Direction: Go through the entries below and print each one exactly, leaving out pictures.
+++ Given information
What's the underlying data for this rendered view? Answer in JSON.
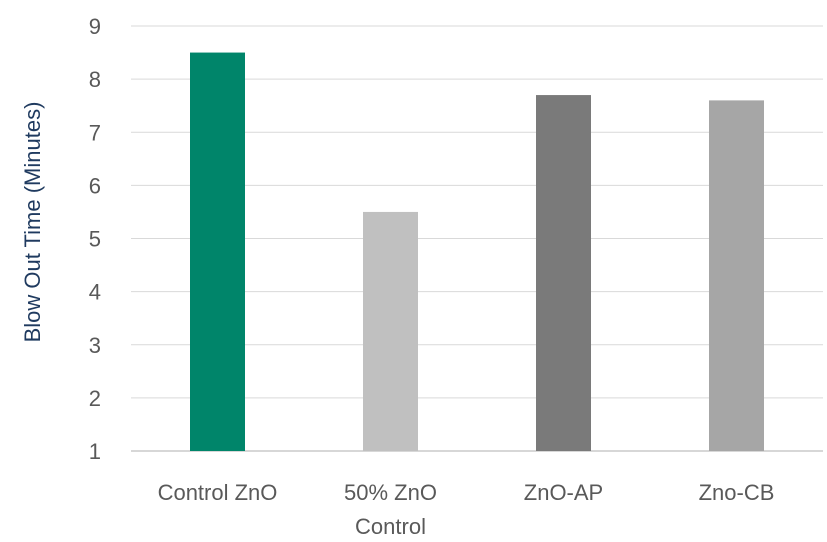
{
  "chart_data": {
    "type": "bar",
    "title": "",
    "xlabel": "",
    "ylabel": "Blow Out Time (Minutes)",
    "categories": [
      [
        "Control ZnO"
      ],
      [
        "50% ZnO",
        "Control"
      ],
      [
        "ZnO-AP"
      ],
      [
        "Zno-CB"
      ]
    ],
    "values": [
      8.5,
      5.5,
      7.7,
      7.6
    ],
    "colors": [
      "#00856a",
      "#c0c0c0",
      "#7a7a7a",
      "#a6a6a6"
    ],
    "ylim": [
      1,
      9
    ],
    "yticks": [
      1,
      2,
      3,
      4,
      5,
      6,
      7,
      8,
      9
    ],
    "grid": true,
    "legend": "none"
  }
}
++++++
Written solution:
What's the underlying data for this rendered view? Answer in JSON.
{
  "chart_data": {
    "type": "bar",
    "title": "",
    "xlabel": "",
    "ylabel": "Blow Out Time (Minutes)",
    "categories": [
      [
        "Control ZnO"
      ],
      [
        "50% ZnO",
        "Control"
      ],
      [
        "ZnO-AP"
      ],
      [
        "Zno-CB"
      ]
    ],
    "values": [
      8.5,
      5.5,
      7.7,
      7.6
    ],
    "colors": [
      "#00856a",
      "#c0c0c0",
      "#7a7a7a",
      "#a6a6a6"
    ],
    "ylim": [
      1,
      9
    ],
    "yticks": [
      1,
      2,
      3,
      4,
      5,
      6,
      7,
      8,
      9
    ],
    "grid": true,
    "legend": "none"
  }
}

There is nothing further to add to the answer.